[Start Data for processing]
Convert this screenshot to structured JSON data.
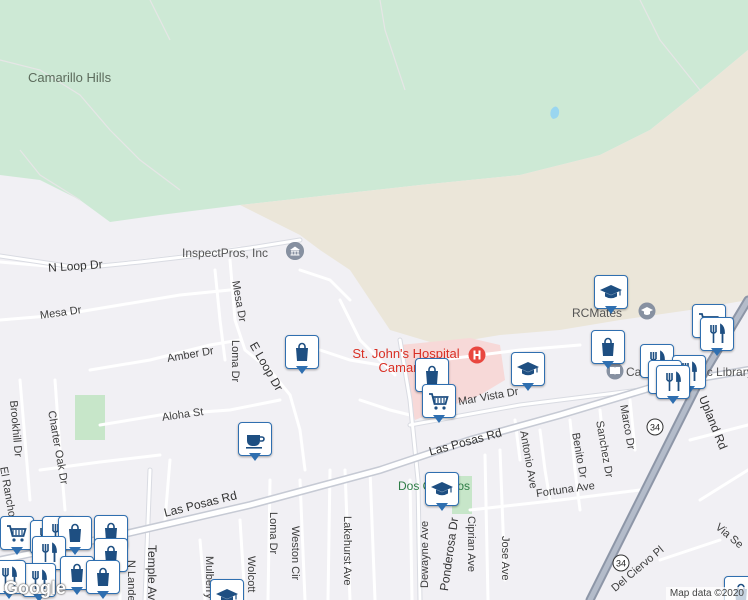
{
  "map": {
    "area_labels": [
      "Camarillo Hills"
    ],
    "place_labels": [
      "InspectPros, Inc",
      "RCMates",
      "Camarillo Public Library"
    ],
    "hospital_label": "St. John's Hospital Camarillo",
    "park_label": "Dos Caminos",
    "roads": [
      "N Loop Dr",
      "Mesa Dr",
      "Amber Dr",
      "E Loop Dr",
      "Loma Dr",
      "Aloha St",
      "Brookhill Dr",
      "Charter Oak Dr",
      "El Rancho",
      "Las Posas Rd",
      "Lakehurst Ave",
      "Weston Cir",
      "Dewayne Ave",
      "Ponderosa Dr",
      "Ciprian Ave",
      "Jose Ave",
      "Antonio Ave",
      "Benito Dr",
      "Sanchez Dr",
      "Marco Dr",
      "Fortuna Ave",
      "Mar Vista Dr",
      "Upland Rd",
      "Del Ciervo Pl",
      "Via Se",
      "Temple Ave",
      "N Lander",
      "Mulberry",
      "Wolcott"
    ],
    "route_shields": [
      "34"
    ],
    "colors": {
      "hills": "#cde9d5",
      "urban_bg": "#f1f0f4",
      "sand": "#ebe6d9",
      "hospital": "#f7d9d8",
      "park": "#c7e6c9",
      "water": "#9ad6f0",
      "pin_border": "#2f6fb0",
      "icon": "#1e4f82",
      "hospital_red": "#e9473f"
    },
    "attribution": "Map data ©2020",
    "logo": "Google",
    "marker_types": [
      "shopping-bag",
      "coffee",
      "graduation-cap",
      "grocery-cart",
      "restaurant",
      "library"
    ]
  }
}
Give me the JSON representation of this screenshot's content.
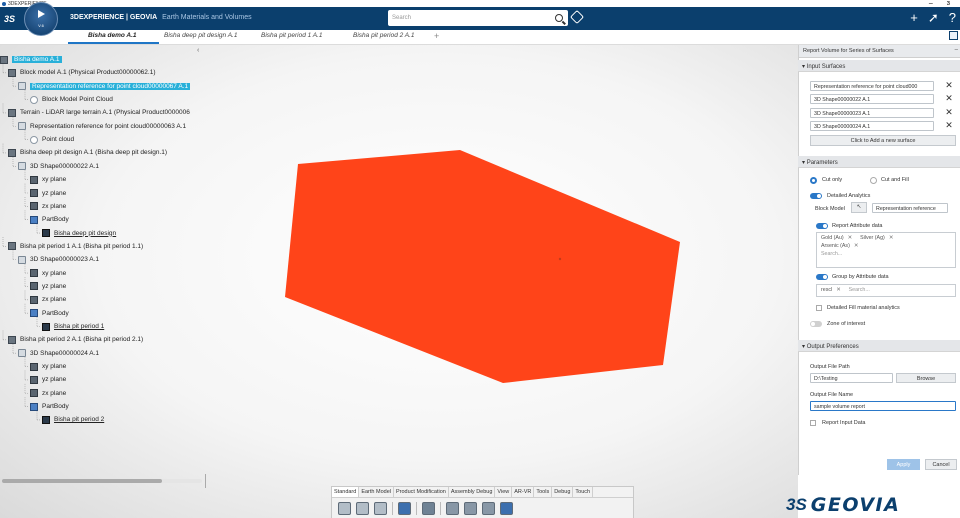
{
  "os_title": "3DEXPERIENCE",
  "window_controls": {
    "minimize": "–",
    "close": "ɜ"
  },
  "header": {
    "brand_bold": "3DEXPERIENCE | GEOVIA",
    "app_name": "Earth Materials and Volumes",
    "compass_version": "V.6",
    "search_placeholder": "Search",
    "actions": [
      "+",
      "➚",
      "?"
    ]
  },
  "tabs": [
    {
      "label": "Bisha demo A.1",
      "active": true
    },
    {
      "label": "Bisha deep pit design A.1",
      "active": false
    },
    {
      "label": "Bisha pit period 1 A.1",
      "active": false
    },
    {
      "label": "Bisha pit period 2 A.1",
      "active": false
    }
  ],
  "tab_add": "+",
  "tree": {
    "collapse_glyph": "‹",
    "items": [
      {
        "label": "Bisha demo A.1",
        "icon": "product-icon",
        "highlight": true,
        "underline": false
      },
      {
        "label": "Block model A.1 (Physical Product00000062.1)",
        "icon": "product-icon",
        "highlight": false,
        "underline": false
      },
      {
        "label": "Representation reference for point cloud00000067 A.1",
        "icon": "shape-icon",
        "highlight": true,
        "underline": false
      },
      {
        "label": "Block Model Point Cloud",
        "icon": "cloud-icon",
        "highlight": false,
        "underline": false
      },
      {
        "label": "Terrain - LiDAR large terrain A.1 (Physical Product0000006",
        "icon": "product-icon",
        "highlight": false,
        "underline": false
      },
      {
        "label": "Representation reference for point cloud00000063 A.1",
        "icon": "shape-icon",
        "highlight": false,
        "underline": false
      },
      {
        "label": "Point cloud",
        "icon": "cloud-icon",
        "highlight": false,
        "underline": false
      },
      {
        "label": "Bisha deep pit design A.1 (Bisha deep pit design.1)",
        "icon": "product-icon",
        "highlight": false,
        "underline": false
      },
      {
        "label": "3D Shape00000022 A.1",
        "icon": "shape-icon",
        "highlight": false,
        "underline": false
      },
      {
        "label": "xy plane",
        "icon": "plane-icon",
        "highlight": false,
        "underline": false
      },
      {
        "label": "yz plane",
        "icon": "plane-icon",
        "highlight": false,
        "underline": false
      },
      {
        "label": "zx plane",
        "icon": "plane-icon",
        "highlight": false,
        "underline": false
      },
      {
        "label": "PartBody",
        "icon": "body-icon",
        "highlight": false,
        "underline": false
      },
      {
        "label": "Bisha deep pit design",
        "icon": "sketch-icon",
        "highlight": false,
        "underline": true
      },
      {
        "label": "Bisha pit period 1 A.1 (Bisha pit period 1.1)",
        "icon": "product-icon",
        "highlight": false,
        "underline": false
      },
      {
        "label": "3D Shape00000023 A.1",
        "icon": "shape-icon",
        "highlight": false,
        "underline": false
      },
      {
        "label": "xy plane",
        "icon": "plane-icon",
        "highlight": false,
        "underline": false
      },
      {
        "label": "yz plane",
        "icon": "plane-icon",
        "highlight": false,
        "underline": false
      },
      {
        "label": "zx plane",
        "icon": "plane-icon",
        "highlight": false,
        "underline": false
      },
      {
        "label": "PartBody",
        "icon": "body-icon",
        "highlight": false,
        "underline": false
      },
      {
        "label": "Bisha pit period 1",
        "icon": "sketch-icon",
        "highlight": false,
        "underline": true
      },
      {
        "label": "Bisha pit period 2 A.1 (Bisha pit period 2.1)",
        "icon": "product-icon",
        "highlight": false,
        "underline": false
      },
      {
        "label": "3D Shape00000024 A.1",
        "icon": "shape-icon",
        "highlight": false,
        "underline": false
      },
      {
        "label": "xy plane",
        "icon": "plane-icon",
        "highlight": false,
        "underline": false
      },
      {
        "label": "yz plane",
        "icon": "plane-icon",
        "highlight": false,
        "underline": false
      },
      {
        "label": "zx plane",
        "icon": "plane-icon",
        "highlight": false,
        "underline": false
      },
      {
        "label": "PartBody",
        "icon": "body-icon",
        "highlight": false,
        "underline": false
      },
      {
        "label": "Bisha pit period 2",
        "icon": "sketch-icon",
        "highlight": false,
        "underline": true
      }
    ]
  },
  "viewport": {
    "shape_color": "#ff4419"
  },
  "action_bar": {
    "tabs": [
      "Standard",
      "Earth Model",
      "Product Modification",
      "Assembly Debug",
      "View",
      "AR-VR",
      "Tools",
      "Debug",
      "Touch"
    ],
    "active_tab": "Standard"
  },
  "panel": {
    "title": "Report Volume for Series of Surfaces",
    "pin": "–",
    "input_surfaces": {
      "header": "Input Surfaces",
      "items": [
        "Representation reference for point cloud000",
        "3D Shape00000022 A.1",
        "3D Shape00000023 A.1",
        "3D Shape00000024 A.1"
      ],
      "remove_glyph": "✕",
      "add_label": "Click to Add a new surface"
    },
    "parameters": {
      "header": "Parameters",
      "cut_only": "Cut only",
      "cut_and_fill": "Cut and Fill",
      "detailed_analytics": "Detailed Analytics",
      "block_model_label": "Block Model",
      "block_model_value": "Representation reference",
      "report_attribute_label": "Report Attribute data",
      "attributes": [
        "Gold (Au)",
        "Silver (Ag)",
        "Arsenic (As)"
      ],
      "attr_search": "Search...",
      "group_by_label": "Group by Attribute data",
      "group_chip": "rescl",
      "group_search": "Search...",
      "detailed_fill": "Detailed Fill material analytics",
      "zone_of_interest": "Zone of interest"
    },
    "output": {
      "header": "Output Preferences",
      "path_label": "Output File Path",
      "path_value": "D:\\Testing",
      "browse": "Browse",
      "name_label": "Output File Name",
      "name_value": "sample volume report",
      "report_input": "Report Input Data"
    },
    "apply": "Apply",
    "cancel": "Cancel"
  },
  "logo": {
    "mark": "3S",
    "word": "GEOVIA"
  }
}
[End Data for processing]
[Start Data for processing]
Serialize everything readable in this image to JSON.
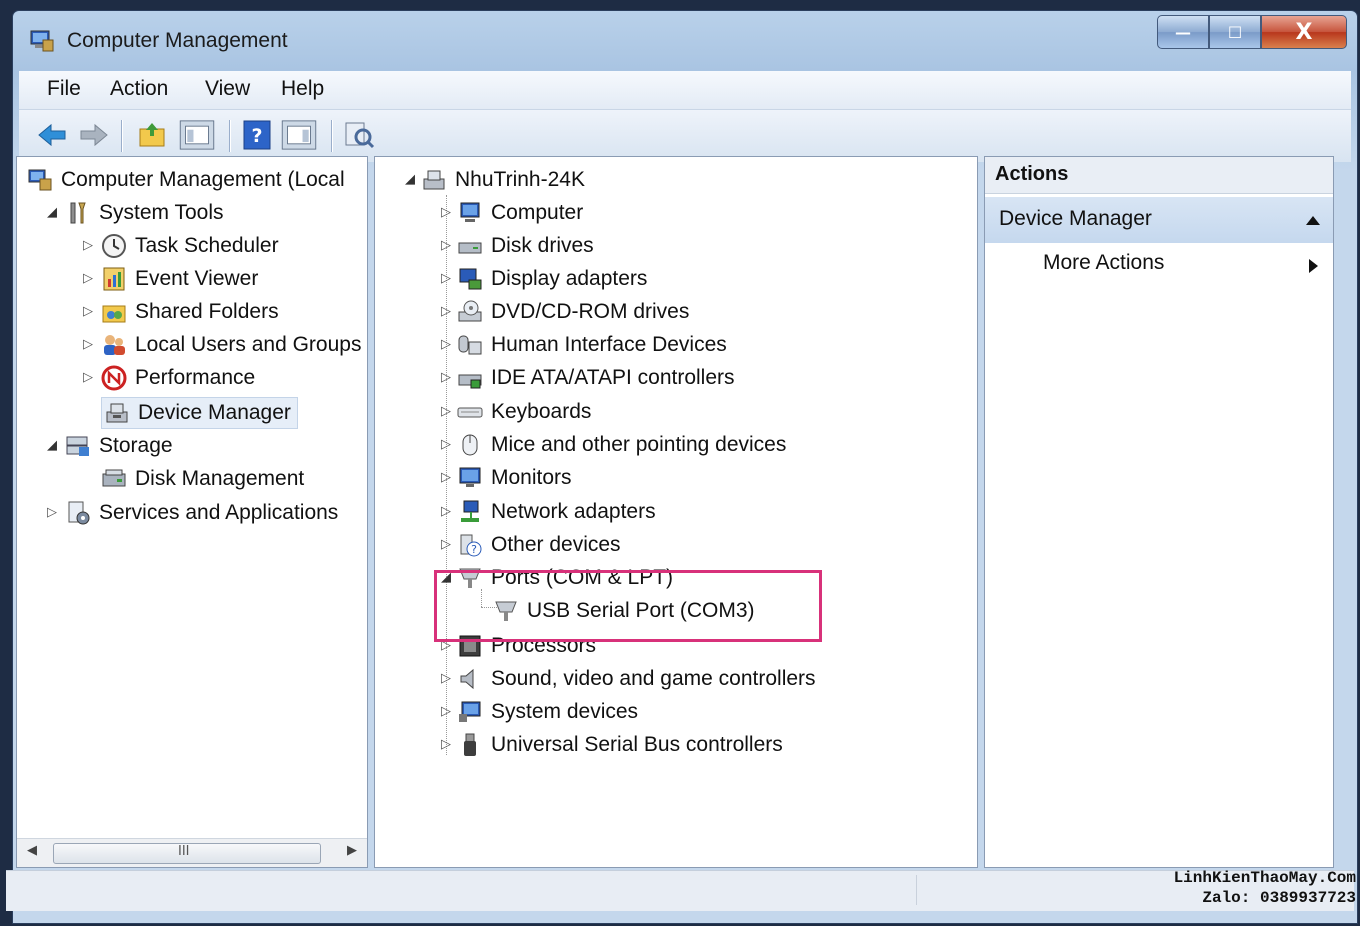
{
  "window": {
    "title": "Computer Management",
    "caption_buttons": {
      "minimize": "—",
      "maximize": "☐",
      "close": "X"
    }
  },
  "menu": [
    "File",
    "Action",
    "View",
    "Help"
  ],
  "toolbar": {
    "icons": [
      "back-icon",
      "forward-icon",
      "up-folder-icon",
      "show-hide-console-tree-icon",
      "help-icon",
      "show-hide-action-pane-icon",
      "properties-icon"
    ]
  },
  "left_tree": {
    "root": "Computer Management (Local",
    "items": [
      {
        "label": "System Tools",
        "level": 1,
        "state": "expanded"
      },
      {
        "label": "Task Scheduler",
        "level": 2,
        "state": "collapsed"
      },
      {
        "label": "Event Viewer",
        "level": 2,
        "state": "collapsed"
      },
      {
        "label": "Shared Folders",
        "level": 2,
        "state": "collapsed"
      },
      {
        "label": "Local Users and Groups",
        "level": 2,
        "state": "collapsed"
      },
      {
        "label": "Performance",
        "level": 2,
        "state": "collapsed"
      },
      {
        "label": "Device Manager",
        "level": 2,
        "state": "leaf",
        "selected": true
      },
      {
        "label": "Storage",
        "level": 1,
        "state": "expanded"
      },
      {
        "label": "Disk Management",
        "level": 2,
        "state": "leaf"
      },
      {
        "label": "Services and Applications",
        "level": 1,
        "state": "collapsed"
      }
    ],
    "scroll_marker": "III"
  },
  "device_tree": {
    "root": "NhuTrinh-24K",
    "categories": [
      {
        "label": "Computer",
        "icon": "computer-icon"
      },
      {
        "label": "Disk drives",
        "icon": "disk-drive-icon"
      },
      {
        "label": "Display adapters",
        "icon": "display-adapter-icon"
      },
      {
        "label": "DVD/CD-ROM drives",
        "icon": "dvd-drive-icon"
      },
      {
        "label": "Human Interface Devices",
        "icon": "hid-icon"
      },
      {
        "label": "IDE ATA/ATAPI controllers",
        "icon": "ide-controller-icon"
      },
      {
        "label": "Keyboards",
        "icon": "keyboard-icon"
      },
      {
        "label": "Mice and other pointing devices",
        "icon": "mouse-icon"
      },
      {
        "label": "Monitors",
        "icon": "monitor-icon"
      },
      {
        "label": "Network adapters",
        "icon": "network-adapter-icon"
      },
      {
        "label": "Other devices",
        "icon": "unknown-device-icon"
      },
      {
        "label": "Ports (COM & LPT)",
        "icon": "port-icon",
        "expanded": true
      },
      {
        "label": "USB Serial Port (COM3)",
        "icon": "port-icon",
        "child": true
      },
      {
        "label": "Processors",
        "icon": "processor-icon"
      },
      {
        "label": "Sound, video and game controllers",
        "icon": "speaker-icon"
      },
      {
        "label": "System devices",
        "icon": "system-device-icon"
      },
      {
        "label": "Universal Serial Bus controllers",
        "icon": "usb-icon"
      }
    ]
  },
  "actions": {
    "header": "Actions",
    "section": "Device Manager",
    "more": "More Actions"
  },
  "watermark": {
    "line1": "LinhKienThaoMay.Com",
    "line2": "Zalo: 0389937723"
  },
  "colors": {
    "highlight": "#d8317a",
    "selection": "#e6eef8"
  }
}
[End Data for processing]
[Start Data for processing]
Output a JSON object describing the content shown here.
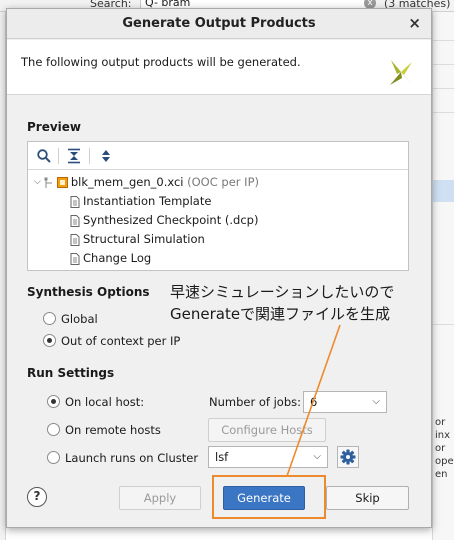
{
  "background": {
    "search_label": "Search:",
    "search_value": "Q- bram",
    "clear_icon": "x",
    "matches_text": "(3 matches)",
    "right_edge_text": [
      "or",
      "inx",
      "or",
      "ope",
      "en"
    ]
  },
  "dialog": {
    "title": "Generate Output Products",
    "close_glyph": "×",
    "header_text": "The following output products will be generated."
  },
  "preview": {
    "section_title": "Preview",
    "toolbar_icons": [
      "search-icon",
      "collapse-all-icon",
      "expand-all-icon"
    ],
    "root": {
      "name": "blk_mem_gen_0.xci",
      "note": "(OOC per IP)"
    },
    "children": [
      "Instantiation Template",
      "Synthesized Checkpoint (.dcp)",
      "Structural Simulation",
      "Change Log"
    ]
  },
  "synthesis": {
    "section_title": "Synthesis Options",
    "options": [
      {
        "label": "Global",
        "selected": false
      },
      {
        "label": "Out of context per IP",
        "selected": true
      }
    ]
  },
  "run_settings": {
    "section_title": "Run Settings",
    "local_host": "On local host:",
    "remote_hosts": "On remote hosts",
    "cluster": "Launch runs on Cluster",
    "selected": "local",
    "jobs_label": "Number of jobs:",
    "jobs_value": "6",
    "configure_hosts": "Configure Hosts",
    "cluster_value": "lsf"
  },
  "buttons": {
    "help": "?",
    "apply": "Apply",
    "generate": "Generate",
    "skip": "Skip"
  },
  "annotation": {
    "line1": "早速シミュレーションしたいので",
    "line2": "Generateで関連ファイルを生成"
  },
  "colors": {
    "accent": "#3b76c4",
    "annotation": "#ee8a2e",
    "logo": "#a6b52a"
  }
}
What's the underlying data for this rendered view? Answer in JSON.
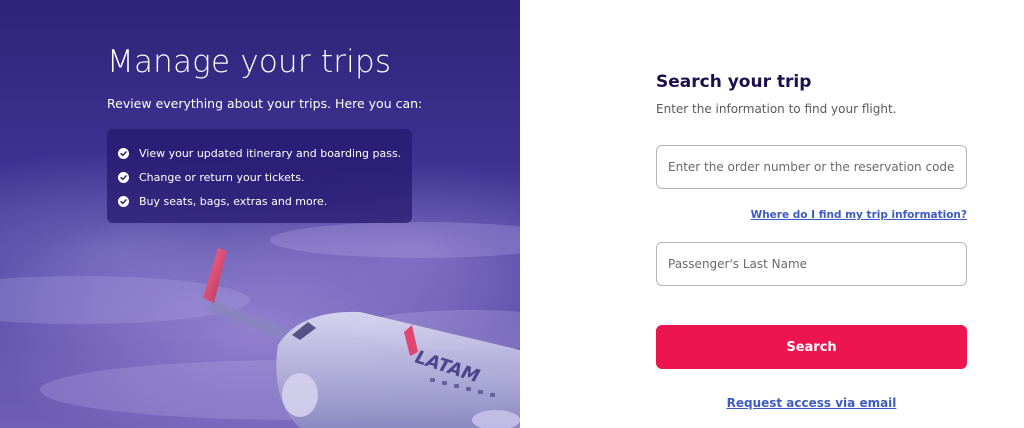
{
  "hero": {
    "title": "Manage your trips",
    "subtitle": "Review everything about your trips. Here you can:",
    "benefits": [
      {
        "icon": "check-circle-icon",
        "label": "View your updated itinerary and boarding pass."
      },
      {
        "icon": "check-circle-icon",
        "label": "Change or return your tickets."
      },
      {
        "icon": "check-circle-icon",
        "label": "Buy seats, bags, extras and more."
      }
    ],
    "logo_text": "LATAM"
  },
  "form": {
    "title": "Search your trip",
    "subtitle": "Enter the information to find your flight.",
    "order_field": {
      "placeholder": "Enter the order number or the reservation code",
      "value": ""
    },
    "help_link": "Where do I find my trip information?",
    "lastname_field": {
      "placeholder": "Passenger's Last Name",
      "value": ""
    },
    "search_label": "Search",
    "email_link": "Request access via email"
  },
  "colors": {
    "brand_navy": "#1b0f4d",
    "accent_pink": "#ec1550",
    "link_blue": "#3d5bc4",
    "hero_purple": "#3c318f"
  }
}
[End Data for processing]
▶ **What the task requires**: Only a number is wanted here: how many lines in the data above include the string "selected"?

▶ **Result for this exercise**: 4